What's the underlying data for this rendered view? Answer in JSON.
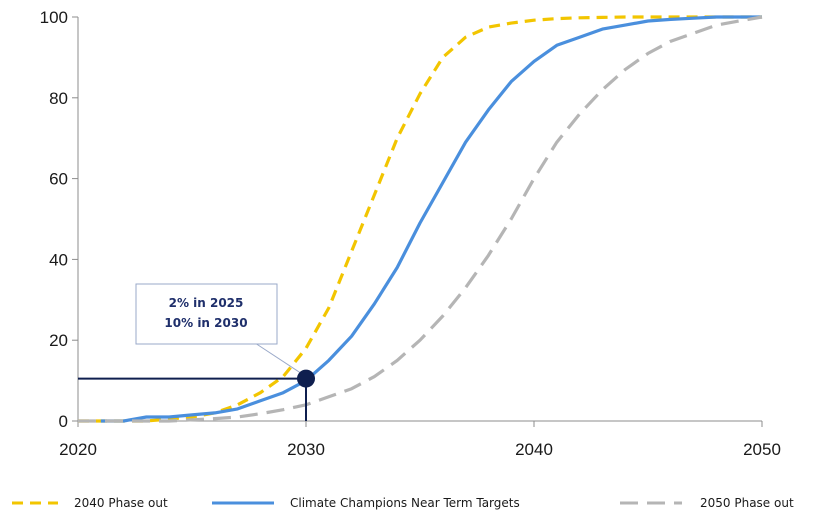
{
  "chart_data": {
    "type": "line",
    "title": "",
    "xlabel": "",
    "ylabel": "",
    "xlim": [
      2020,
      2050
    ],
    "ylim": [
      0,
      100
    ],
    "x_ticks": [
      2020,
      2030,
      2040,
      2050
    ],
    "y_ticks": [
      0,
      20,
      40,
      60,
      80,
      100
    ],
    "grid": false,
    "legend_position": "bottom",
    "series": [
      {
        "name": "2040 Phase out",
        "color": "#f2c500",
        "style": "dashed",
        "x": [
          2020,
          2021,
          2022,
          2023,
          2024,
          2025,
          2026,
          2027,
          2028,
          2029,
          2030,
          2031,
          2032,
          2033,
          2034,
          2035,
          2036,
          2037,
          2038,
          2039,
          2040,
          2041,
          2042,
          2043,
          2044,
          2045,
          2046,
          2047,
          2048,
          2049,
          2050
        ],
        "values": [
          0,
          0,
          0,
          0,
          0.5,
          1,
          2,
          4,
          7,
          11,
          18,
          28,
          42,
          56,
          70,
          81,
          90,
          95,
          97.5,
          98.5,
          99.2,
          99.6,
          99.8,
          99.9,
          100,
          100,
          100,
          100,
          100,
          100,
          100
        ]
      },
      {
        "name": "Climate Champions Near Term Targets",
        "color": "#4a8fdd",
        "style": "solid",
        "x": [
          2021,
          2022,
          2023,
          2024,
          2025,
          2026,
          2027,
          2028,
          2029,
          2030,
          2031,
          2032,
          2033,
          2034,
          2035,
          2036,
          2037,
          2038,
          2039,
          2040,
          2041,
          2042,
          2043,
          2044,
          2045,
          2046,
          2047,
          2048,
          2049,
          2050
        ],
        "values": [
          0,
          0,
          1,
          1,
          1.5,
          2,
          3,
          5,
          7,
          10,
          15,
          21,
          29,
          38,
          49,
          59,
          69,
          77,
          84,
          89,
          93,
          95,
          97,
          98,
          99,
          99.4,
          99.7,
          100,
          100,
          100
        ]
      },
      {
        "name": "2050 Phase out",
        "color": "#b5b5b5",
        "style": "dashed",
        "x": [
          2020,
          2021,
          2022,
          2023,
          2024,
          2025,
          2026,
          2027,
          2028,
          2029,
          2030,
          2031,
          2032,
          2033,
          2034,
          2035,
          2036,
          2037,
          2038,
          2039,
          2040,
          2041,
          2042,
          2043,
          2044,
          2045,
          2046,
          2047,
          2048,
          2049,
          2050
        ],
        "values": [
          0,
          0,
          0,
          0,
          0,
          0.3,
          0.6,
          1,
          1.8,
          2.8,
          4,
          6,
          8,
          11,
          15,
          20,
          26,
          33,
          41,
          50,
          60,
          69,
          76,
          82,
          87,
          91,
          94,
          96,
          98,
          99,
          100
        ]
      }
    ],
    "annotation": {
      "lines": [
        "2% in 2025",
        "10% in 2030"
      ],
      "point": {
        "x": 2030,
        "y": 10.5
      },
      "color": "#0f1f4f"
    }
  }
}
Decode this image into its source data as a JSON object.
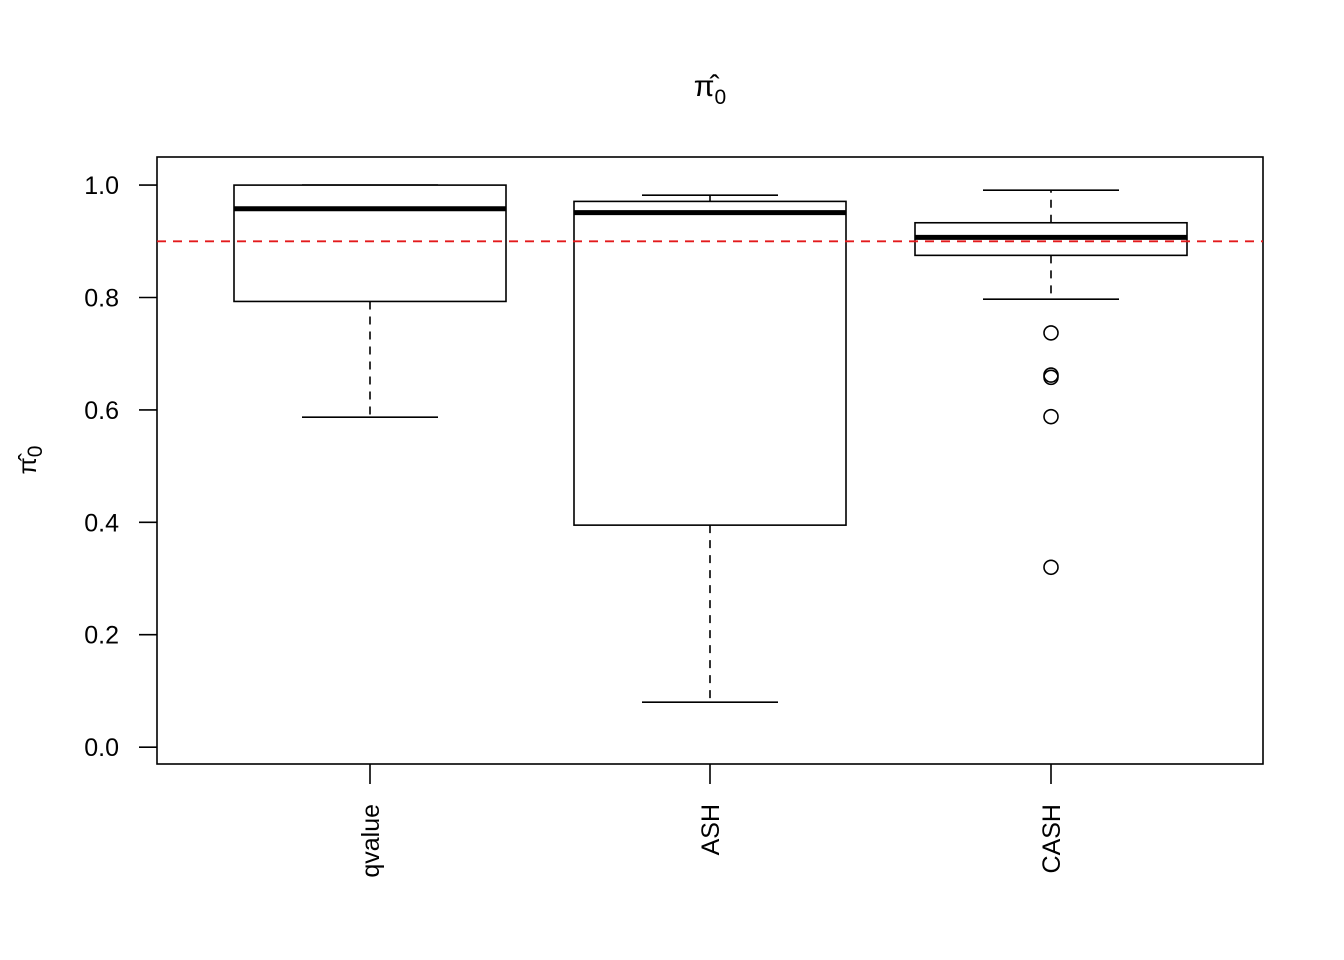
{
  "chart_data": {
    "type": "box",
    "title": {
      "main": "π̂",
      "sub": "0"
    },
    "ylabel": {
      "main": "π̂",
      "sub": "0"
    },
    "xlabel": "",
    "ylim": [
      -0.03,
      1.05
    ],
    "yticks": [
      0.0,
      0.2,
      0.4,
      0.6,
      0.8,
      1.0
    ],
    "ytick_labels": [
      "0.0",
      "0.2",
      "0.4",
      "0.6",
      "0.8",
      "1.0"
    ],
    "categories": [
      "qvalue",
      "ASH",
      "CASH"
    ],
    "boxes": [
      {
        "name": "qvalue",
        "whisker_low": 0.587,
        "q1": 0.793,
        "median": 0.958,
        "q3": 1.0,
        "whisker_high": 1.0,
        "outliers": []
      },
      {
        "name": "ASH",
        "whisker_low": 0.08,
        "q1": 0.395,
        "median": 0.951,
        "q3": 0.971,
        "whisker_high": 0.982,
        "outliers": []
      },
      {
        "name": "CASH",
        "whisker_low": 0.797,
        "q1": 0.875,
        "median": 0.907,
        "q3": 0.933,
        "whisker_high": 0.991,
        "outliers": [
          0.737,
          0.662,
          0.658,
          0.588,
          0.32
        ]
      }
    ],
    "reference_line": {
      "y": 0.9,
      "color": "#e31a1c",
      "style": "dashed"
    },
    "grid": false,
    "legend": "none"
  }
}
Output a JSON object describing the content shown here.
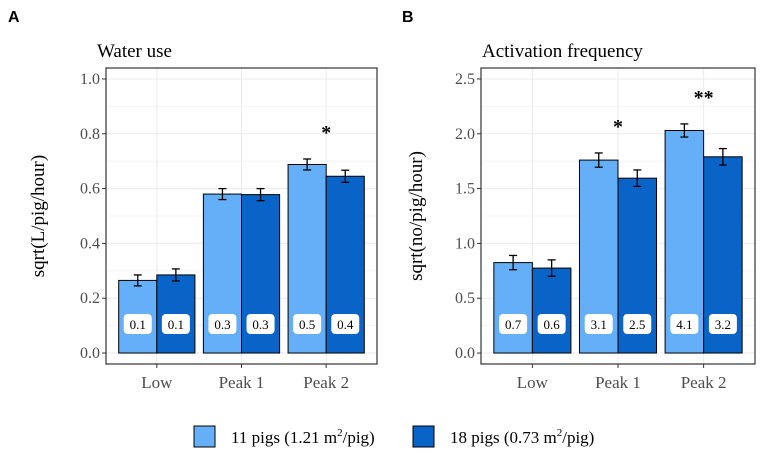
{
  "colors": {
    "series_light": "#64AFF7",
    "series_dark": "#0A63C7",
    "grid": "#EBEBEB",
    "panel_border": "#333333"
  },
  "chart_data": [
    {
      "type": "bar",
      "panel": "A",
      "title": "Water use",
      "ylabel": "sqrt(L/pig/hour)",
      "xlabel": "",
      "categories": [
        "Low",
        "Peak 1",
        "Peak 2"
      ],
      "ylim": [
        -0.04,
        1.04
      ],
      "yticks": [
        0.0,
        0.2,
        0.4,
        0.6,
        0.8,
        1.0
      ],
      "ytick_labels": [
        "0.0",
        "0.2",
        "0.4",
        "0.6",
        "0.8",
        "1.0"
      ],
      "series": [
        {
          "name": "11 pigs",
          "values": [
            0.265,
            0.58,
            0.688
          ],
          "errors": [
            0.02,
            0.02,
            0.02
          ],
          "labels": [
            "0.1",
            "0.3",
            "0.5"
          ]
        },
        {
          "name": "18 pigs",
          "values": [
            0.285,
            0.578,
            0.645
          ],
          "errors": [
            0.022,
            0.022,
            0.022
          ],
          "labels": [
            "0.1",
            "0.3",
            "0.4"
          ]
        }
      ],
      "significance": [
        {
          "category": "Peak 2",
          "text": "*"
        }
      ]
    },
    {
      "type": "bar",
      "panel": "B",
      "title": "Activation frequency",
      "ylabel": "sqrt(no/pig/hour)",
      "xlabel": "",
      "categories": [
        "Low",
        "Peak 1",
        "Peak 2"
      ],
      "ylim": [
        -0.1,
        2.6
      ],
      "yticks": [
        0.0,
        0.5,
        1.0,
        1.5,
        2.0,
        2.5
      ],
      "ytick_labels": [
        "0.0",
        "0.5",
        "1.0",
        "1.5",
        "2.0",
        "2.5"
      ],
      "series": [
        {
          "name": "11 pigs",
          "values": [
            0.825,
            1.76,
            2.03
          ],
          "errors": [
            0.065,
            0.065,
            0.06
          ],
          "labels": [
            "0.7",
            "3.1",
            "4.1"
          ]
        },
        {
          "name": "18 pigs",
          "values": [
            0.775,
            1.595,
            1.79
          ],
          "errors": [
            0.075,
            0.075,
            0.075
          ],
          "labels": [
            "0.6",
            "2.5",
            "3.2"
          ]
        }
      ],
      "significance": [
        {
          "category": "Peak 1",
          "text": "*"
        },
        {
          "category": "Peak 2",
          "text": "**"
        }
      ]
    }
  ],
  "legend": {
    "items": [
      {
        "text": "11 pigs (1.21 m",
        "sup": "2",
        "tail": "/pig)"
      },
      {
        "text": "18 pigs (0.73 m",
        "sup": "2",
        "tail": "/pig)"
      }
    ]
  }
}
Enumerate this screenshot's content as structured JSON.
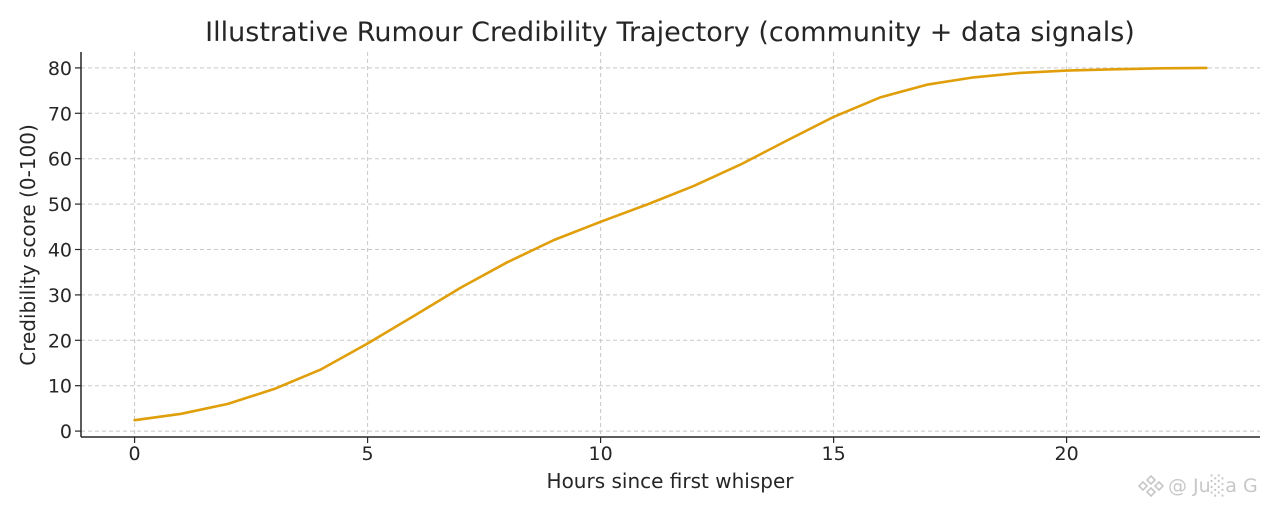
{
  "chart_data": {
    "type": "line",
    "title": "Illustrative Rumour Credibility Trajectory (community + data signals)",
    "xlabel": "Hours since first whisper",
    "ylabel": "Credibility score (0-100)",
    "xlim": [
      -1.15,
      24.15
    ],
    "ylim": [
      -1.3,
      83.5
    ],
    "x_ticks": [
      0,
      5,
      10,
      15,
      20
    ],
    "y_ticks": [
      0,
      10,
      20,
      30,
      40,
      50,
      60,
      70,
      80
    ],
    "grid": true,
    "series": [
      {
        "x": [
          0,
          1,
          2,
          3,
          4,
          5,
          6,
          7,
          8,
          9,
          10,
          11,
          12,
          13,
          14,
          15,
          16,
          17,
          18,
          19,
          20,
          21,
          22,
          23
        ],
        "values": [
          2.4,
          3.8,
          6.0,
          9.3,
          13.6,
          19.3,
          25.4,
          31.6,
          37.2,
          42.1,
          46.1,
          49.9,
          54.0,
          58.7,
          64.0,
          69.2,
          73.5,
          76.3,
          77.9,
          78.9,
          79.4,
          79.7,
          79.9,
          80.0
        ]
      }
    ]
  },
  "colors": {
    "line": "#e09f0a",
    "grid": "#c8c8c8",
    "axis": "#262626",
    "watermark": "#c7c7c7"
  },
  "watermark": {
    "text": "@ Ju░a G",
    "icon": "diamond-logo-icon"
  }
}
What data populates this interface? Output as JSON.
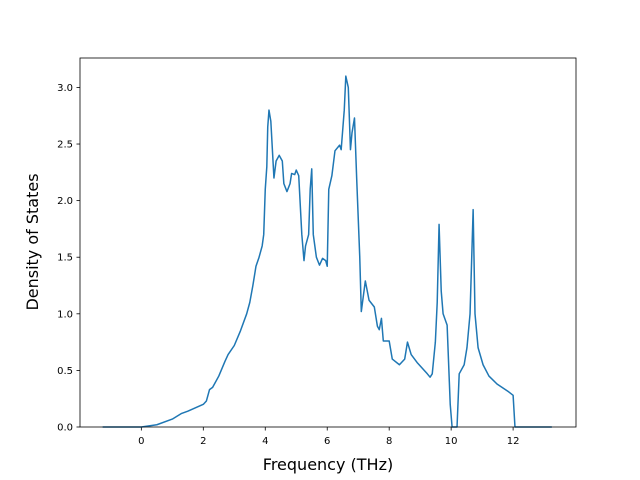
{
  "chart_data": {
    "type": "line",
    "xlabel": "Frequency (THz)",
    "ylabel": "Density of States",
    "xlim": [
      -1.98,
      14.03
    ],
    "ylim": [
      0,
      3.26
    ],
    "xticks": [
      0,
      2,
      4,
      6,
      8,
      10,
      12
    ],
    "yticks": [
      {
        "value": 0,
        "label": "0.0"
      },
      0.5,
      {
        "value": 1,
        "label": "1.0"
      },
      1.5,
      {
        "value": 2,
        "label": "2.0"
      },
      2.5,
      {
        "value": 3,
        "label": "3.0"
      }
    ],
    "series": [
      {
        "color": "#1f77b4",
        "x": [
          -1.25,
          0,
          0.5,
          1,
          1.3,
          1.5,
          2,
          2.1,
          2.2,
          2.3,
          2.5,
          2.7,
          2.8,
          3,
          3.2,
          3.4,
          3.5,
          3.6,
          3.7,
          3.8,
          3.9,
          3.95,
          4.0,
          4.05,
          4.08,
          4.12,
          4.18,
          4.28,
          4.35,
          4.45,
          4.55,
          4.6,
          4.7,
          4.8,
          4.85,
          4.95,
          5.0,
          5.08,
          5.18,
          5.25,
          5.3,
          5.4,
          5.45,
          5.5,
          5.55,
          5.65,
          5.75,
          5.85,
          5.95,
          6.0,
          6.05,
          6.15,
          6.25,
          6.4,
          6.45,
          6.55,
          6.6,
          6.68,
          6.75,
          6.8,
          6.88,
          6.95,
          7.05,
          7.1,
          7.23,
          7.35,
          7.52,
          7.62,
          7.68,
          7.75,
          7.81,
          8.0,
          8.1,
          8.33,
          8.5,
          8.59,
          8.71,
          8.9,
          9.23,
          9.32,
          9.39,
          9.49,
          9.55,
          9.61,
          9.68,
          9.74,
          9.87,
          9.97,
          10.03,
          10.19,
          10.26,
          10.42,
          10.51,
          10.61,
          10.71,
          10.77,
          10.87,
          11.03,
          11.22,
          11.48,
          11.86,
          12.0,
          12.06,
          13.25
        ],
        "values": [
          0,
          0,
          0.02,
          0.07,
          0.12,
          0.14,
          0.2,
          0.23,
          0.33,
          0.35,
          0.45,
          0.58,
          0.64,
          0.72,
          0.85,
          1.0,
          1.1,
          1.25,
          1.42,
          1.5,
          1.6,
          1.7,
          2.1,
          2.3,
          2.65,
          2.8,
          2.7,
          2.2,
          2.35,
          2.4,
          2.35,
          2.15,
          2.08,
          2.15,
          2.24,
          2.23,
          2.27,
          2.22,
          1.7,
          1.47,
          1.6,
          1.7,
          2.1,
          2.28,
          1.7,
          1.5,
          1.43,
          1.49,
          1.47,
          1.42,
          2.1,
          2.22,
          2.44,
          2.49,
          2.45,
          2.8,
          3.1,
          3.0,
          2.45,
          2.6,
          2.73,
          2.2,
          1.5,
          1.02,
          1.29,
          1.12,
          1.06,
          0.89,
          0.86,
          0.96,
          0.76,
          0.76,
          0.6,
          0.55,
          0.6,
          0.75,
          0.64,
          0.57,
          0.47,
          0.44,
          0.47,
          0.75,
          1.1,
          1.79,
          1.2,
          1.0,
          0.9,
          0.2,
          0,
          0,
          0.47,
          0.55,
          0.7,
          1.0,
          1.92,
          1.0,
          0.7,
          0.55,
          0.45,
          0.38,
          0.31,
          0.28,
          0,
          0
        ]
      }
    ]
  }
}
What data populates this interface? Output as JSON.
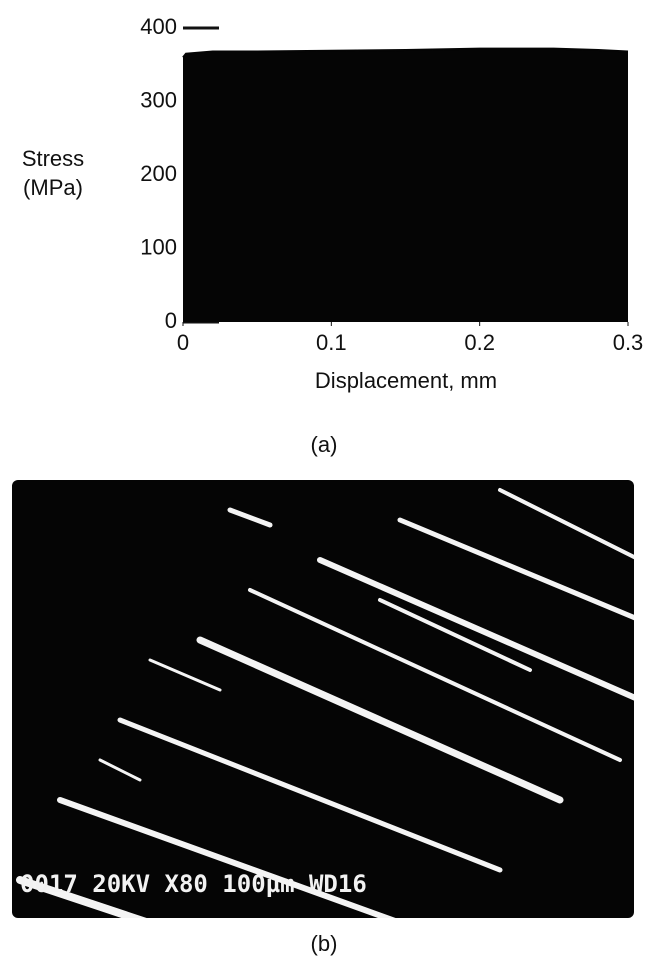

------------------------------------------------------------------------

• Task description: Look through the entries above. Extract each line with the word "content".

• The result:
Output a JSON object describing the content shown here.
Enumerate this screenshot's content as structured JSON.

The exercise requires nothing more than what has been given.